*Written exercise*: Locate the lines that hold the string "sayHello". Copy every such line.

*Data rows*:
-- START --

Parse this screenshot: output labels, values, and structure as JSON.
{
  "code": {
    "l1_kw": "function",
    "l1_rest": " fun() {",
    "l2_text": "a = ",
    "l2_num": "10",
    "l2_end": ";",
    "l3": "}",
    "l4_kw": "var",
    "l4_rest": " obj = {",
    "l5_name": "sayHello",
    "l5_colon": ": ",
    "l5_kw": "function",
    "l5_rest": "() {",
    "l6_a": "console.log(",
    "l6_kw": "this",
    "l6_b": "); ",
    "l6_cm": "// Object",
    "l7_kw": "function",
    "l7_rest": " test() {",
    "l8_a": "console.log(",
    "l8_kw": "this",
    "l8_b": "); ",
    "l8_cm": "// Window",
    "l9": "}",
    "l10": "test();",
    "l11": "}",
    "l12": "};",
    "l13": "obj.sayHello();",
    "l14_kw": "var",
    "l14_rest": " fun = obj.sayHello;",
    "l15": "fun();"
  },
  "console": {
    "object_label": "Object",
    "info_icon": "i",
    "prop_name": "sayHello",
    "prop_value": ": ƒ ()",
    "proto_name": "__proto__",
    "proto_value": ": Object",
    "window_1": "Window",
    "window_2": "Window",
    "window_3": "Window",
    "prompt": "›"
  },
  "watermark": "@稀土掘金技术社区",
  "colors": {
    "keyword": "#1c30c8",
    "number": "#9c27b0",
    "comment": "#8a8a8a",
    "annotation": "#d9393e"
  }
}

-- END --

*Expected answer*:
    "l5_name": "sayHello",
    "l13": "obj.sayHello();",
    "l14_rest": " fun = obj.sayHello;",
    "prop_name": "sayHello",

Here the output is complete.